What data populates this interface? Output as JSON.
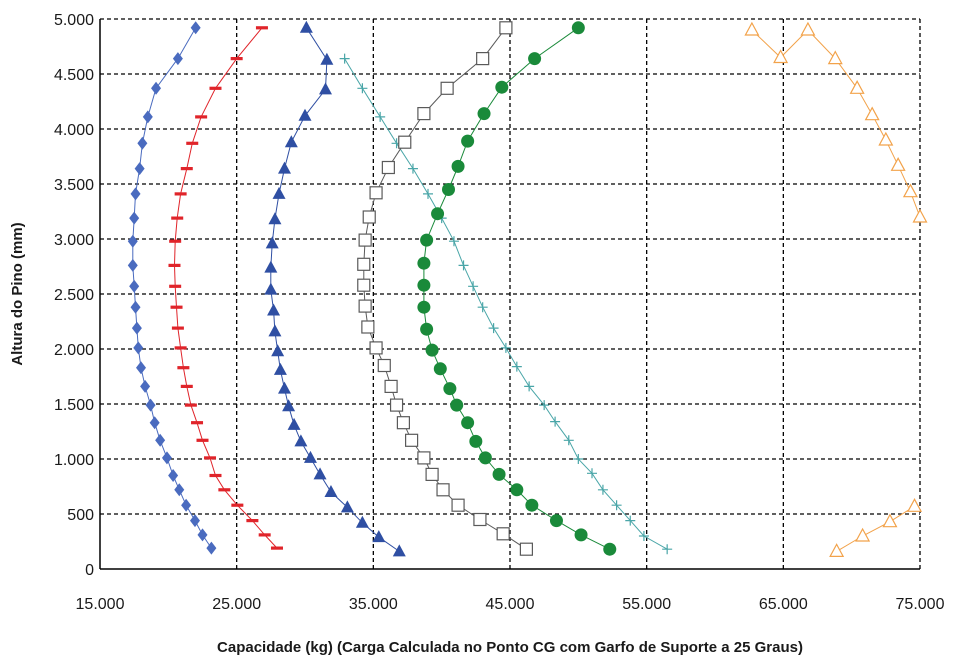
{
  "chart_data": {
    "type": "scatter",
    "title": "",
    "xlabel": "Capacidade (kg) (Carga Calculada no Ponto CG com Garfo de Suporte a 25 Graus)",
    "ylabel": "Altura do Pino (mm)",
    "xlim": [
      15000,
      75000
    ],
    "ylim": [
      0,
      5000
    ],
    "x_ticks": [
      15000,
      25000,
      35000,
      45000,
      55000,
      65000,
      75000
    ],
    "x_tick_labels": [
      "15.000",
      "25.000",
      "35.000",
      "45.000",
      "55.000",
      "65.000",
      "75.000"
    ],
    "y_ticks": [
      0,
      500,
      1000,
      1500,
      2000,
      2500,
      3000,
      3500,
      4000,
      4500,
      5000
    ],
    "y_tick_labels": [
      "0",
      "500",
      "1.000",
      "1.500",
      "2.000",
      "2.500",
      "3.000",
      "3.500",
      "4.000",
      "4.500",
      "5.000"
    ],
    "grid": "dashed",
    "legend": "none",
    "series": [
      {
        "color": "#4a6bbf",
        "marker": "diamond",
        "connected": true,
        "points": [
          [
            23150,
            190
          ],
          [
            22500,
            310
          ],
          [
            21950,
            440
          ],
          [
            21300,
            580
          ],
          [
            20800,
            720
          ],
          [
            20350,
            850
          ],
          [
            19900,
            1010
          ],
          [
            19400,
            1170
          ],
          [
            19000,
            1330
          ],
          [
            18700,
            1490
          ],
          [
            18300,
            1660
          ],
          [
            18000,
            1830
          ],
          [
            17800,
            2010
          ],
          [
            17700,
            2190
          ],
          [
            17600,
            2380
          ],
          [
            17500,
            2570
          ],
          [
            17400,
            2760
          ],
          [
            17400,
            2980
          ],
          [
            17500,
            3190
          ],
          [
            17600,
            3410
          ],
          [
            17900,
            3640
          ],
          [
            18100,
            3870
          ],
          [
            18500,
            4110
          ],
          [
            19100,
            4370
          ],
          [
            20700,
            4640
          ],
          [
            22000,
            4920
          ]
        ]
      },
      {
        "color": "#e0242a",
        "marker": "dash",
        "connected": true,
        "points": [
          [
            27950,
            190
          ],
          [
            27050,
            310
          ],
          [
            26150,
            440
          ],
          [
            25050,
            580
          ],
          [
            24100,
            720
          ],
          [
            23450,
            850
          ],
          [
            23050,
            1010
          ],
          [
            22500,
            1170
          ],
          [
            22100,
            1330
          ],
          [
            21650,
            1490
          ],
          [
            21350,
            1660
          ],
          [
            21100,
            1830
          ],
          [
            20900,
            2010
          ],
          [
            20700,
            2190
          ],
          [
            20600,
            2380
          ],
          [
            20500,
            2570
          ],
          [
            20450,
            2760
          ],
          [
            20500,
            2980
          ],
          [
            20650,
            3190
          ],
          [
            20900,
            3410
          ],
          [
            21350,
            3640
          ],
          [
            21750,
            3870
          ],
          [
            22400,
            4110
          ],
          [
            23450,
            4370
          ],
          [
            25000,
            4640
          ],
          [
            26850,
            4920
          ]
        ]
      },
      {
        "color": "#2f4fa3",
        "marker": "triangle",
        "connected": true,
        "points": [
          [
            36900,
            160
          ],
          [
            35400,
            290
          ],
          [
            34200,
            420
          ],
          [
            33100,
            560
          ],
          [
            31900,
            700
          ],
          [
            31100,
            860
          ],
          [
            30400,
            1010
          ],
          [
            29700,
            1160
          ],
          [
            29200,
            1310
          ],
          [
            28800,
            1480
          ],
          [
            28500,
            1640
          ],
          [
            28200,
            1810
          ],
          [
            28000,
            1980
          ],
          [
            27800,
            2160
          ],
          [
            27700,
            2350
          ],
          [
            27500,
            2540
          ],
          [
            27500,
            2740
          ],
          [
            27600,
            2960
          ],
          [
            27800,
            3180
          ],
          [
            28100,
            3410
          ],
          [
            28500,
            3640
          ],
          [
            29000,
            3880
          ],
          [
            30000,
            4120
          ],
          [
            31500,
            4360
          ],
          [
            31600,
            4630
          ],
          [
            30100,
            4920
          ]
        ]
      },
      {
        "color": "#4aa6a8",
        "marker": "plus",
        "connected": true,
        "points": [
          [
            56500,
            180
          ],
          [
            54800,
            300
          ],
          [
            53800,
            440
          ],
          [
            52800,
            580
          ],
          [
            51800,
            720
          ],
          [
            51000,
            870
          ],
          [
            50000,
            1000
          ],
          [
            49300,
            1170
          ],
          [
            48300,
            1340
          ],
          [
            47500,
            1490
          ],
          [
            46400,
            1660
          ],
          [
            45500,
            1840
          ],
          [
            44700,
            2010
          ],
          [
            43800,
            2190
          ],
          [
            43000,
            2380
          ],
          [
            42300,
            2570
          ],
          [
            41600,
            2760
          ],
          [
            40900,
            2980
          ],
          [
            40000,
            3190
          ],
          [
            39000,
            3410
          ],
          [
            37900,
            3640
          ],
          [
            36700,
            3870
          ],
          [
            35500,
            4110
          ],
          [
            34200,
            4370
          ],
          [
            32900,
            4640
          ]
        ]
      },
      {
        "color": "#5a5a5a",
        "marker": "square",
        "connected": true,
        "points": [
          [
            46200,
            180
          ],
          [
            44500,
            320
          ],
          [
            42800,
            450
          ],
          [
            41200,
            580
          ],
          [
            40100,
            720
          ],
          [
            39300,
            860
          ],
          [
            38700,
            1010
          ],
          [
            37800,
            1170
          ],
          [
            37200,
            1330
          ],
          [
            36700,
            1490
          ],
          [
            36300,
            1660
          ],
          [
            35800,
            1850
          ],
          [
            35200,
            2010
          ],
          [
            34600,
            2200
          ],
          [
            34400,
            2390
          ],
          [
            34300,
            2580
          ],
          [
            34300,
            2770
          ],
          [
            34400,
            2990
          ],
          [
            34700,
            3200
          ],
          [
            35200,
            3420
          ],
          [
            36100,
            3650
          ],
          [
            37300,
            3880
          ],
          [
            38700,
            4140
          ],
          [
            40400,
            4370
          ],
          [
            43000,
            4640
          ],
          [
            44700,
            4920
          ]
        ]
      },
      {
        "color": "#1a8a3a",
        "marker": "circle",
        "connected": true,
        "points": [
          [
            52300,
            180
          ],
          [
            50200,
            310
          ],
          [
            48400,
            440
          ],
          [
            46600,
            580
          ],
          [
            45500,
            720
          ],
          [
            44200,
            860
          ],
          [
            43200,
            1010
          ],
          [
            42500,
            1160
          ],
          [
            41900,
            1330
          ],
          [
            41100,
            1490
          ],
          [
            40600,
            1640
          ],
          [
            39900,
            1820
          ],
          [
            39300,
            1990
          ],
          [
            38900,
            2180
          ],
          [
            38700,
            2380
          ],
          [
            38700,
            2580
          ],
          [
            38700,
            2780
          ],
          [
            38900,
            2990
          ],
          [
            39700,
            3230
          ],
          [
            40500,
            3450
          ],
          [
            41200,
            3660
          ],
          [
            41900,
            3890
          ],
          [
            43100,
            4140
          ],
          [
            44400,
            4380
          ],
          [
            46800,
            4640
          ],
          [
            50000,
            4920
          ]
        ]
      },
      {
        "color": "#f2a24a",
        "marker": "triangle-open",
        "connected": true,
        "points": [
          [
            68900,
            160
          ],
          [
            70800,
            300
          ],
          [
            72800,
            430
          ],
          [
            74600,
            570
          ]
        ]
      },
      {
        "color": "#f2a24a",
        "marker": "triangle-open",
        "connected": true,
        "points": [
          [
            75000,
            3200
          ],
          [
            74300,
            3430
          ],
          [
            73400,
            3670
          ],
          [
            72500,
            3900
          ],
          [
            71500,
            4130
          ],
          [
            70400,
            4370
          ],
          [
            68800,
            4640
          ],
          [
            66800,
            4900
          ],
          [
            64800,
            4650
          ],
          [
            62700,
            4900
          ]
        ]
      }
    ]
  }
}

—————

DIRECTIVE → Copy in full each line that holds the word "marker".

FULL RESPONSE →
        "marker": "diamond",
        "marker": "dash",
        "marker": "triangle",
        "marker": "plus",
        "marker": "square",
        "marker": "circle",
        "marker": "triangle-open",
        "marker": "triangle-open",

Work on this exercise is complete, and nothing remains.